Tasks to complete →
[1] In the article on Google Fit and the smartphone health battle, at which event is Google Fit due to launch?
[2] Continue the article on Google Fit and the smartphone health battle from the point where it stops.

Excerpt to read →
Google And Apple Fight For Your Heart As Healthcare Defines The Latest Smartphone War

Just as Apple declared war on Google at the recent WWDC with aggressive moves into the mobile search space, Google are ready to strike back with ‘Google Fit’. First reported by Forbes’ Parmy Olsen, the cloud-based heath aggregator
is due to launch at Google’s I/O conference and will allow multiple data inputs about the health and exercise of a user to be collected into one space for archiving, analysis, and aggregation back to the user’s personal devices.
The Mountain View developers will have been working on Google Fit for some time, so put aside any thoughts of this being an immediate reaction to either Apple’s HealthKit or Samsung’s SAMI products (both of which also promise the ability sync health data and leverage the cloud for storage and statistics). Many Google Now users will already be familiar with the pedometer built into the information service, and it would not surprise me to have that data become one of the founding steps of Google Fit – after all, what better way is there to promote the value of a service by using a customer’s own data?
I find it more interesting that the major mobile manufacturers have all settled on health as the next big area to do battle with on the smartphone fields of war.
A quick glance at the specifications of the leading smartphones tells a similar story, with almost identical chipsets, speeds, and storage options. Cores, CPUs, GPUs, memory, storage, and more, are all broadly similar. The battle to convince a user to buy a certain phone because it has a specific chip, larger memory capacity, or other hardware has passed. The baseline of every smartphone now is broadly similar, so the easy sell of bigger and better hardware is no longer available. Other areas will need to be considered to increase the pace of user acquisitions.

Data for analysis →

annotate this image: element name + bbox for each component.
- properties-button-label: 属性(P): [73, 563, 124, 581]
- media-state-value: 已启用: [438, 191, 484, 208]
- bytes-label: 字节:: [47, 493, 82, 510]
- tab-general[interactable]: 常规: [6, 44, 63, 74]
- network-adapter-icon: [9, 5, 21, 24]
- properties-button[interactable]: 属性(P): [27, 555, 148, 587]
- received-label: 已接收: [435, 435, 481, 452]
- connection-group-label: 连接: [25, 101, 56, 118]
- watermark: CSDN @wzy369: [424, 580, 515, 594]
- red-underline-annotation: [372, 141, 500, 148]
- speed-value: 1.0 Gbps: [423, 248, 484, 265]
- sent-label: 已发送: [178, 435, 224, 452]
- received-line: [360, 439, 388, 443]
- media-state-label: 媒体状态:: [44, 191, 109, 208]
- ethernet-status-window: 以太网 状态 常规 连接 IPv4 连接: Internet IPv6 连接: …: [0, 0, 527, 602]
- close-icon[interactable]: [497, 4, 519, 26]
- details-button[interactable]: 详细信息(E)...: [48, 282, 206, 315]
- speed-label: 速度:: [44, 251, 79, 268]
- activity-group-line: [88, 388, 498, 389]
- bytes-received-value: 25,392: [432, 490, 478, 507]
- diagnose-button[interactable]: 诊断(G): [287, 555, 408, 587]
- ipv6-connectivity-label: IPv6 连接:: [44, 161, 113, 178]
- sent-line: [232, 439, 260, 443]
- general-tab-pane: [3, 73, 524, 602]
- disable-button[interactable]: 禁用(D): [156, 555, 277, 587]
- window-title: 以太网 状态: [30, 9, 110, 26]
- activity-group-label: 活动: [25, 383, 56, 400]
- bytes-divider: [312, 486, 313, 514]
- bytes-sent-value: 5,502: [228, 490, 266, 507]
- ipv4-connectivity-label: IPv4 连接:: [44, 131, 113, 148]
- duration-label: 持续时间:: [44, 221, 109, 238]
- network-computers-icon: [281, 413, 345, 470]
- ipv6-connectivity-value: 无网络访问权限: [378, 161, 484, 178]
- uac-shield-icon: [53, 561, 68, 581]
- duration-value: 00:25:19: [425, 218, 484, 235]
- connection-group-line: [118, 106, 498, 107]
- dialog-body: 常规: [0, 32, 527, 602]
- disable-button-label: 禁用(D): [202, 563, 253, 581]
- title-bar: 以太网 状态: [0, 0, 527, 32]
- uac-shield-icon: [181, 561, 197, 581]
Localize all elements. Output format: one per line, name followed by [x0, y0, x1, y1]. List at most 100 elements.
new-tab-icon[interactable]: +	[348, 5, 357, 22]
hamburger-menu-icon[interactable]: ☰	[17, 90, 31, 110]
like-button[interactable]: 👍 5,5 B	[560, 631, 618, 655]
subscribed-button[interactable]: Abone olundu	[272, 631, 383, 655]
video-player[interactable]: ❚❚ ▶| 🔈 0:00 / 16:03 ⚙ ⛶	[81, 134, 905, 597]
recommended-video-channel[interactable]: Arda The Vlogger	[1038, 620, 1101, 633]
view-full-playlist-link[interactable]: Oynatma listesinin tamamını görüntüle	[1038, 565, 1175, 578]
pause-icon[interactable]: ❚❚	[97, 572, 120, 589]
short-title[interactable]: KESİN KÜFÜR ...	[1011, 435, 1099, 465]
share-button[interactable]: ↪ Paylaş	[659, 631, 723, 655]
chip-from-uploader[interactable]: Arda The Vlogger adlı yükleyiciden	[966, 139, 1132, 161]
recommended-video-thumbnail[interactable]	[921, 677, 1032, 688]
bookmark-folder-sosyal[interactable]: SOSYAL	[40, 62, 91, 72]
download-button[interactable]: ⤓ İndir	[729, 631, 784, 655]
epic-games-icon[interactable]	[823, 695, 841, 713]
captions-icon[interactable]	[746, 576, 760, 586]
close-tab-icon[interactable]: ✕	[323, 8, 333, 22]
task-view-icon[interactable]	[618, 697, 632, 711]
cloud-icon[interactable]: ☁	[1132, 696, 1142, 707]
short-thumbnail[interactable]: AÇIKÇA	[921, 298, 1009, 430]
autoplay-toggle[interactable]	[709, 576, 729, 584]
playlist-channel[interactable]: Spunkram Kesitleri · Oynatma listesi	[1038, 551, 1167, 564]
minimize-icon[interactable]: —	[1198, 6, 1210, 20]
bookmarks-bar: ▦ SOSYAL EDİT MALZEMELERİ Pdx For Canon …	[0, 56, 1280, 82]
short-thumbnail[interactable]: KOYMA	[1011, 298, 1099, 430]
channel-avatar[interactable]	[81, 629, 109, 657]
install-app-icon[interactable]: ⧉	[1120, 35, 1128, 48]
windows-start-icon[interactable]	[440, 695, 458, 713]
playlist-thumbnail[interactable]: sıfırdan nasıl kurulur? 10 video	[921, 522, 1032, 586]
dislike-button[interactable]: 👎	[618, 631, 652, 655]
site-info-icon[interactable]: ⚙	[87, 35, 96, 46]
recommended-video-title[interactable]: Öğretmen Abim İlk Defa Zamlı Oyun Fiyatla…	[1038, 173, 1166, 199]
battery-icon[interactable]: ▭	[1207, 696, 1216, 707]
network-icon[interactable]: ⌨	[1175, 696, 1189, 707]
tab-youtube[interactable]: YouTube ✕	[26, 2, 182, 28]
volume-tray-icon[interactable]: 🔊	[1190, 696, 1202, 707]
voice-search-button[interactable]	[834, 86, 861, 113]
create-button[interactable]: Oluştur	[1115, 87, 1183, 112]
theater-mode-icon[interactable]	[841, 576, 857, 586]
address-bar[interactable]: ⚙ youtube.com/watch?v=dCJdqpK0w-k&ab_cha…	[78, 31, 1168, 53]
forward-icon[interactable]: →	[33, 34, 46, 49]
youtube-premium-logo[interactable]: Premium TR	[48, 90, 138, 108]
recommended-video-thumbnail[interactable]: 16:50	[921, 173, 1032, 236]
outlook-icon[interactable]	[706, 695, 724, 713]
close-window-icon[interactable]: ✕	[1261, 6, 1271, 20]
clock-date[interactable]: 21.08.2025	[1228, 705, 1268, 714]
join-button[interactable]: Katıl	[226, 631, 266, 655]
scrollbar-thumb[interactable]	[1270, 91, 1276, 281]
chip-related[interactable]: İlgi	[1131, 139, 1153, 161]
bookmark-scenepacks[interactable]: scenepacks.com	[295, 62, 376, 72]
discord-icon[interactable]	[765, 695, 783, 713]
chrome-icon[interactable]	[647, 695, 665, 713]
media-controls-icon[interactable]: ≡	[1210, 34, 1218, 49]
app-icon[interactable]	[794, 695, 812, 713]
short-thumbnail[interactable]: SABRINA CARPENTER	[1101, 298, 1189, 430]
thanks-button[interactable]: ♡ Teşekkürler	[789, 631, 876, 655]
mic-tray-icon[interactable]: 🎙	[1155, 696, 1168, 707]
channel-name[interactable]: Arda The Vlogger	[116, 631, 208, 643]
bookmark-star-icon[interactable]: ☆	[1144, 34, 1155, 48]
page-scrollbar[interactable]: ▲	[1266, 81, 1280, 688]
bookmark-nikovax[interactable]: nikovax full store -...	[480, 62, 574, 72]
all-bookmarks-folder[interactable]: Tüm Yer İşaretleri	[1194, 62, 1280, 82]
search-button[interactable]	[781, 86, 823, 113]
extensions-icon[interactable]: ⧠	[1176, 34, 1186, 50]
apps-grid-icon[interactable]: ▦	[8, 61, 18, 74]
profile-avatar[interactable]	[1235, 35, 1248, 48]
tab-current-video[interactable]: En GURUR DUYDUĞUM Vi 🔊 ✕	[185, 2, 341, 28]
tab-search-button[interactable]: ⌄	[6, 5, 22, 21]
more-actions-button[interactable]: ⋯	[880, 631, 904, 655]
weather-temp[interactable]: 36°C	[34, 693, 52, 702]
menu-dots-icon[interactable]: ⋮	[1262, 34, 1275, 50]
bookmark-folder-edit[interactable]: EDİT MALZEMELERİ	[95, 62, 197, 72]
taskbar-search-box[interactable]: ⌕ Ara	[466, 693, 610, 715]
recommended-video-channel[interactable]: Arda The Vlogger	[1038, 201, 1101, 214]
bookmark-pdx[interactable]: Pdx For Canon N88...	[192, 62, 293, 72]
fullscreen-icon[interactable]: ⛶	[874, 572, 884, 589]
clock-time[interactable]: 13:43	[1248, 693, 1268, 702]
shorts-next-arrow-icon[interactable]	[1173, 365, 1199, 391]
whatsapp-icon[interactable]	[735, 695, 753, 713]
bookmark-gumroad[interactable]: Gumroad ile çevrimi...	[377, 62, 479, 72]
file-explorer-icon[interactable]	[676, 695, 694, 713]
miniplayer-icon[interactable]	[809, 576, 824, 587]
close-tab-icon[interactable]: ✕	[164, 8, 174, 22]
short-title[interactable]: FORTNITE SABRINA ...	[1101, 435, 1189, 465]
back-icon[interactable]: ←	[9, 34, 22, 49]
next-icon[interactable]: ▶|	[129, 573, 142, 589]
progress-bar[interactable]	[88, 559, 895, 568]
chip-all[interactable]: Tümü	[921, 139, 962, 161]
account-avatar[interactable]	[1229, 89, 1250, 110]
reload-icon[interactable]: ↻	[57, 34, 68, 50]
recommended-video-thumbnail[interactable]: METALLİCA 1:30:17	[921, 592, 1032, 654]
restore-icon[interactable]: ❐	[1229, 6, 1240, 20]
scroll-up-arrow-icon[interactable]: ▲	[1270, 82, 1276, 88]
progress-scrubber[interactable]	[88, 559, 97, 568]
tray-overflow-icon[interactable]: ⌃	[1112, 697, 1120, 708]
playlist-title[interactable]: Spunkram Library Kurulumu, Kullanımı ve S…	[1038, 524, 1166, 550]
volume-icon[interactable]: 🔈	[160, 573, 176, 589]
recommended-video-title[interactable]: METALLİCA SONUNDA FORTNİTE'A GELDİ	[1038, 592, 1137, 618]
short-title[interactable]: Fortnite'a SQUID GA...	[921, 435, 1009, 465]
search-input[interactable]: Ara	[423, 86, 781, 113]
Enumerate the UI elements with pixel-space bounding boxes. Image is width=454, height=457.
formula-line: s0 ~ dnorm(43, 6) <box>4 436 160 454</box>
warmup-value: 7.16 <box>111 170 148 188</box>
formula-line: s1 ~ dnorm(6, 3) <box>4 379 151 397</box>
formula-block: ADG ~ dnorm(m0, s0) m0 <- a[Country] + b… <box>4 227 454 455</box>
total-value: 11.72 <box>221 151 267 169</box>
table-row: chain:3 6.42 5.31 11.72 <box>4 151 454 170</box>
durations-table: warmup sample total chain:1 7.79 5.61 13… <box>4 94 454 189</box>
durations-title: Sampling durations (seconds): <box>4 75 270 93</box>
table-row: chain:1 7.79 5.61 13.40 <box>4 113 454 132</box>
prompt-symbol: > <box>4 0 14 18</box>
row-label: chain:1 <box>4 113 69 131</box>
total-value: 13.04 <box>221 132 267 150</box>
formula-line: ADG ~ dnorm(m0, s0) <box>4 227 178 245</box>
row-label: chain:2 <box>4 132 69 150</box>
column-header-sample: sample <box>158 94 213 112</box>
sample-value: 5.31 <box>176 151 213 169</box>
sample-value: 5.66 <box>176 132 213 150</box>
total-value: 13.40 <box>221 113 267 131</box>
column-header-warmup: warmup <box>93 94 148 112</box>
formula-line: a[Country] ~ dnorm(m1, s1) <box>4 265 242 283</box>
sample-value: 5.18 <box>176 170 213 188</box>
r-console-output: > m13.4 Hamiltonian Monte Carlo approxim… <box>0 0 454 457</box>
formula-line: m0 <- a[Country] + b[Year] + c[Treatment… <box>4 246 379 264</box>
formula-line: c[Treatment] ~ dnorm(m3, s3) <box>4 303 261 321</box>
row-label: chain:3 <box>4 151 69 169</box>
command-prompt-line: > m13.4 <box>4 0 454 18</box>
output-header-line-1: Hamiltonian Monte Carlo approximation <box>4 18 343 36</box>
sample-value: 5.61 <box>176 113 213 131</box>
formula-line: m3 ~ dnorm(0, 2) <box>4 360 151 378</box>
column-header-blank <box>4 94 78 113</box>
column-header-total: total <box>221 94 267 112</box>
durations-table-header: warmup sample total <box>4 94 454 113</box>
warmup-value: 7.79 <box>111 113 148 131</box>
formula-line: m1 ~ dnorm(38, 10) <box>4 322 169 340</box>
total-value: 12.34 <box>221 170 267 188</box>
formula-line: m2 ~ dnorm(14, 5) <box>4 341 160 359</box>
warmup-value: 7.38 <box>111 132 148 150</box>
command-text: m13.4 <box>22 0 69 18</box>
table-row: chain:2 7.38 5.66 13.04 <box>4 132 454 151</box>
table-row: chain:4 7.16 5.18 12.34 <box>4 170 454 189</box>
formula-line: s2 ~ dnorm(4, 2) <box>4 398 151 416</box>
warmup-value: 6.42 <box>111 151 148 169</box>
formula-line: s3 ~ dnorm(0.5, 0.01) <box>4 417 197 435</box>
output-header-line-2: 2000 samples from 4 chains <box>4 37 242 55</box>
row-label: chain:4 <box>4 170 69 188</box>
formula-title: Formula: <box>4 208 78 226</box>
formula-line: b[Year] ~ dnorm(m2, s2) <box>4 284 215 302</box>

Activity answers →
[1] Google's I/O conference.

[2]
The real value, the true unique selling points, will be found in the software. Not just in the apps available or how easy the built-in apps are to use, but the software that will have a memorable real world impact on the user. Create great user experiences, and they will not only stay with a device and the associated ecosystem, but evangelise it to their friends.
Google Fit could tie into Android Wear (image: google.com)
Google Fit could tie into Android Wear (image: google.com)
The rise of wearables has been a trend in 2014 I have been following, and part of being a wearable is tracking fitness and activity. While there are a number of standards for these pieces of hardware to output their data, what happens to that data after it has been collected remains in the hands of each application. Google is taking a similar approach to Apple here, and giving wearable manufacturers a space they can use to upload the target their data capture. That’s great for those manufacturers, as it reduces the burden of what to do with the data, but it does grow the Android ecosystem because of it.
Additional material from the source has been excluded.